[Data rows]

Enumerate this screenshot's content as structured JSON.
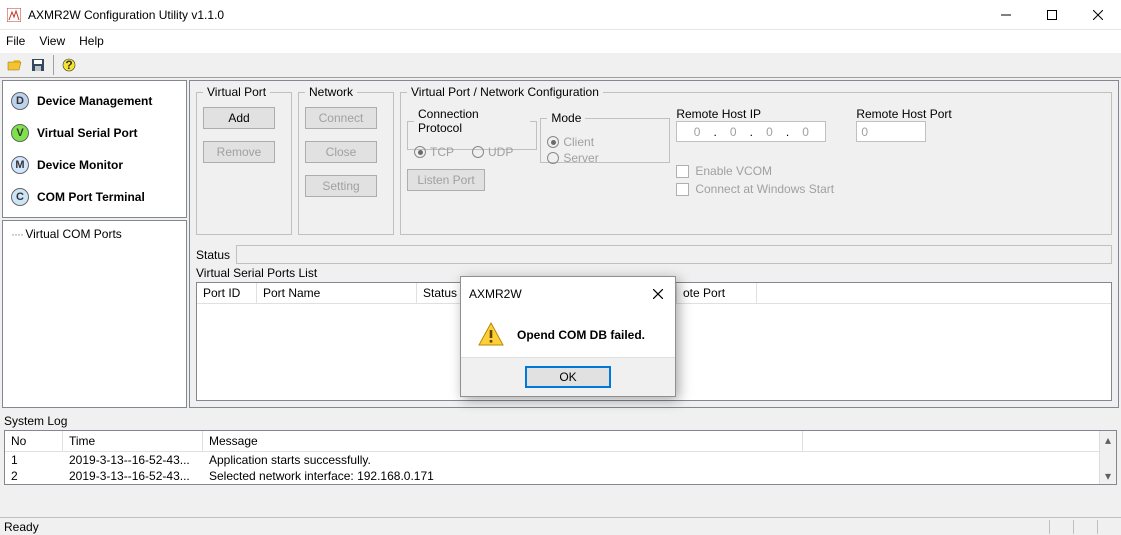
{
  "window": {
    "title": "AXMR2W Configuration Utility v1.1.0",
    "min": "—",
    "max": "☐",
    "close": "✕"
  },
  "menu": {
    "file": "File",
    "view": "View",
    "help": "Help"
  },
  "nav": {
    "device_mgmt": "Device Management",
    "virtual_serial": "Virtual Serial Port",
    "device_monitor": "Device Monitor",
    "com_terminal": "COM Port Terminal"
  },
  "tree": {
    "root": "Virtual COM Ports"
  },
  "groups": {
    "virtual_port": "Virtual Port",
    "network": "Network",
    "vpnc": "Virtual Port / Network Configuration",
    "conn_proto": "Connection Protocol",
    "mode": "Mode",
    "remote_ip": "Remote Host IP",
    "remote_port": "Remote Host Port"
  },
  "buttons": {
    "add": "Add",
    "remove": "Remove",
    "connect": "Connect",
    "close": "Close",
    "setting": "Setting",
    "listen": "Listen Port"
  },
  "radios": {
    "tcp": "TCP",
    "udp": "UDP",
    "client": "Client",
    "server": "Server"
  },
  "checks": {
    "enable_vcom": "Enable VCOM",
    "conn_start": "Connect at Windows Start"
  },
  "ip": {
    "a": "0",
    "b": "0",
    "c": "0",
    "d": "0"
  },
  "port": "0",
  "status": {
    "label": "Status"
  },
  "list": {
    "label": "Virtual Serial Ports List",
    "cols": {
      "port_id": "Port ID",
      "port_name": "Port Name",
      "status": "Status",
      "remote_port": "ote Port"
    }
  },
  "syslog": {
    "title": "System Log",
    "cols": {
      "no": "No",
      "time": "Time",
      "msg": "Message"
    },
    "rows": [
      {
        "no": "1",
        "time": "2019-3-13--16-52-43...",
        "msg": "Application starts successfully."
      },
      {
        "no": "2",
        "time": "2019-3-13--16-52-43...",
        "msg": "Selected network interface: 192.168.0.171"
      }
    ]
  },
  "statusbar": {
    "ready": "Ready"
  },
  "dialog": {
    "title": "AXMR2W",
    "message": "Opend COM DB failed.",
    "ok": "OK"
  }
}
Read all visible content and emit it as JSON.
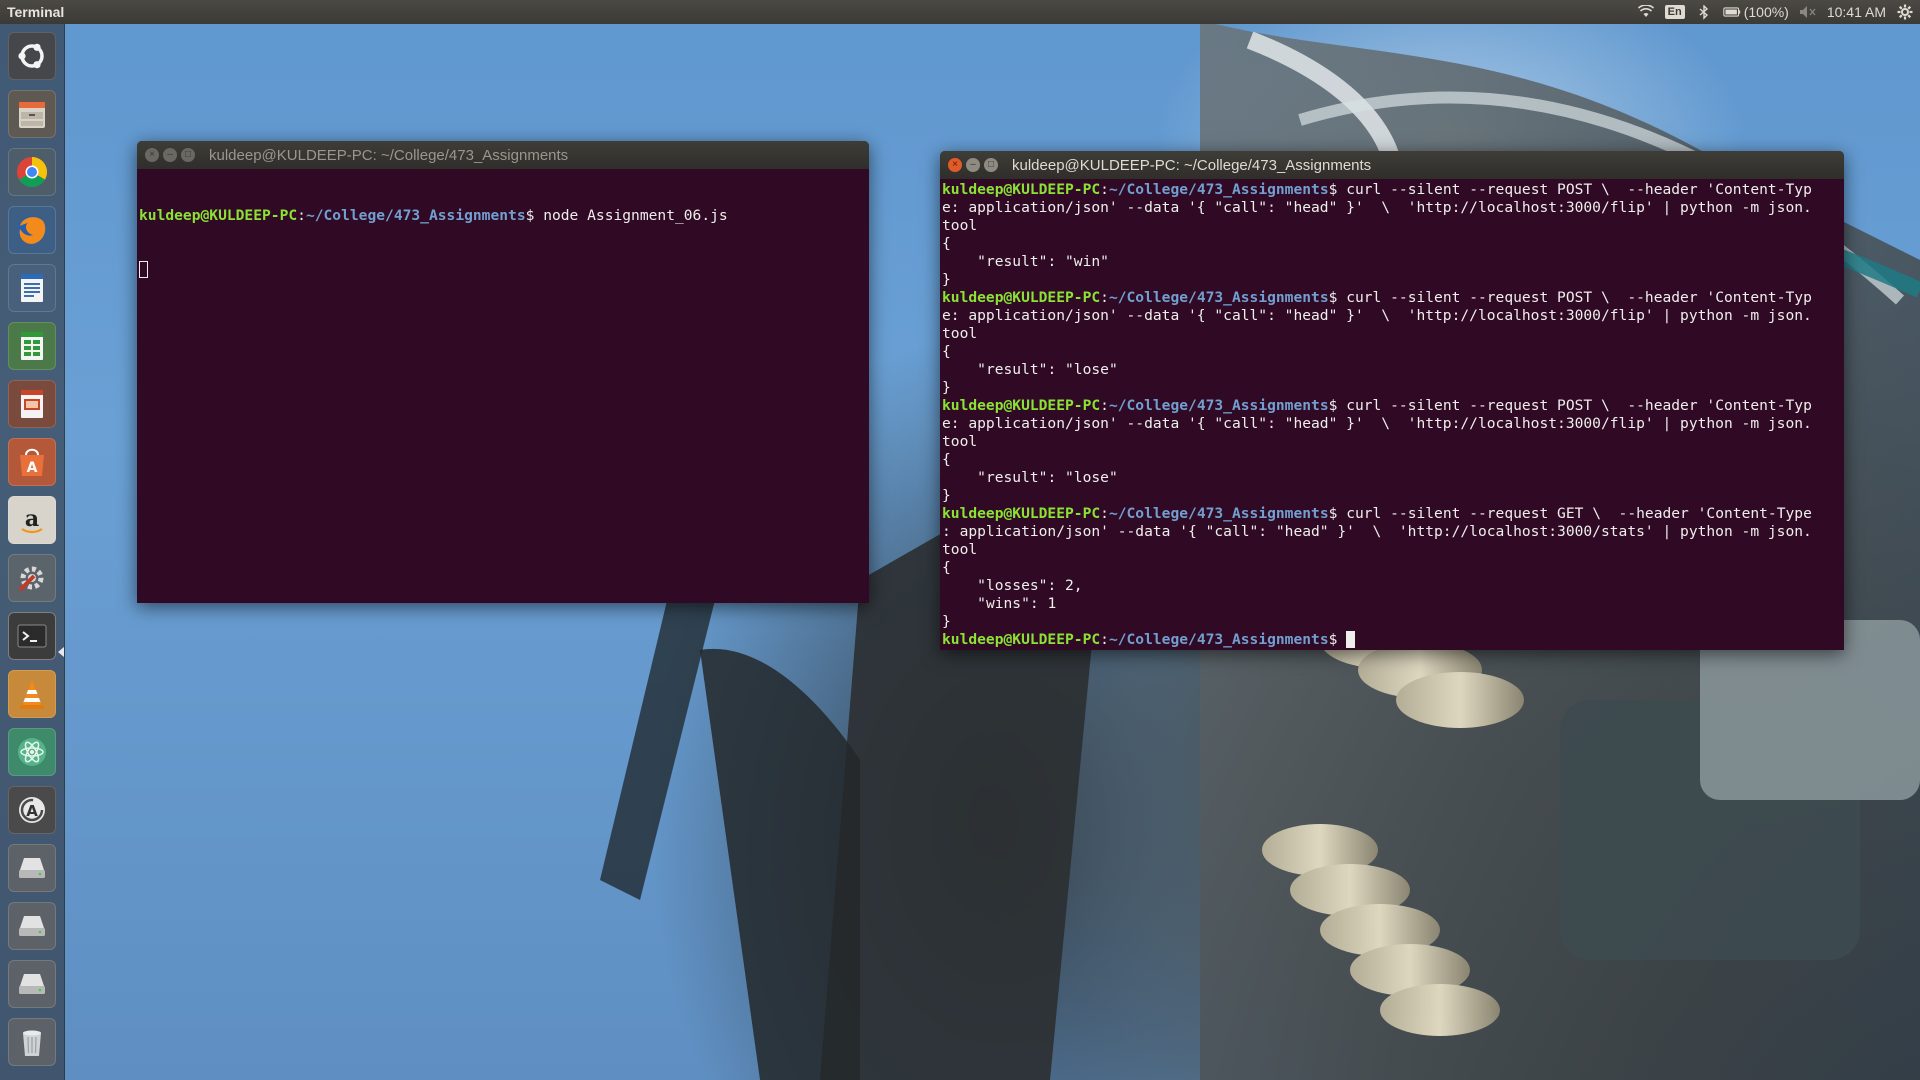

[Given instruction] Omit each picture, then return all of the listing exactly as it stands.

[Exercise answer]
Enumerate this screenshot's content as structured JSON.
{
  "window": {
    "title": "AXMR2W Configuration Utility v1.1.0",
    "min": "—",
    "max": "☐",
    "close": "✕"
  },
  "menu": {
    "file": "File",
    "view": "View",
    "help": "Help"
  },
  "nav": {
    "device_mgmt": "Device Management",
    "virtual_serial": "Virtual Serial Port",
    "device_monitor": "Device Monitor",
    "com_terminal": "COM Port Terminal"
  },
  "tree": {
    "root": "Virtual COM Ports"
  },
  "groups": {
    "virtual_port": "Virtual Port",
    "network": "Network",
    "vpnc": "Virtual Port / Network Configuration",
    "conn_proto": "Connection Protocol",
    "mode": "Mode",
    "remote_ip": "Remote Host IP",
    "remote_port": "Remote Host Port"
  },
  "buttons": {
    "add": "Add",
    "remove": "Remove",
    "connect": "Connect",
    "close": "Close",
    "setting": "Setting",
    "listen": "Listen Port"
  },
  "radios": {
    "tcp": "TCP",
    "udp": "UDP",
    "client": "Client",
    "server": "Server"
  },
  "checks": {
    "enable_vcom": "Enable VCOM",
    "conn_start": "Connect at Windows Start"
  },
  "ip": {
    "a": "0",
    "b": "0",
    "c": "0",
    "d": "0"
  },
  "port": "0",
  "status": {
    "label": "Status"
  },
  "list": {
    "label": "Virtual Serial Ports List",
    "cols": {
      "port_id": "Port ID",
      "port_name": "Port Name",
      "status": "Status",
      "remote_port": "ote Port"
    }
  },
  "syslog": {
    "title": "System Log",
    "cols": {
      "no": "No",
      "time": "Time",
      "msg": "Message"
    },
    "rows": [
      {
        "no": "1",
        "time": "2019-3-13--16-52-43...",
        "msg": "Application starts successfully."
      },
      {
        "no": "2",
        "time": "2019-3-13--16-52-43...",
        "msg": "Selected network interface: 192.168.0.171"
      }
    ]
  },
  "statusbar": {
    "ready": "Ready"
  },
  "dialog": {
    "title": "AXMR2W",
    "message": "Opend COM DB failed.",
    "ok": "OK"
  }
}
Read all visible content and emit it as JSON.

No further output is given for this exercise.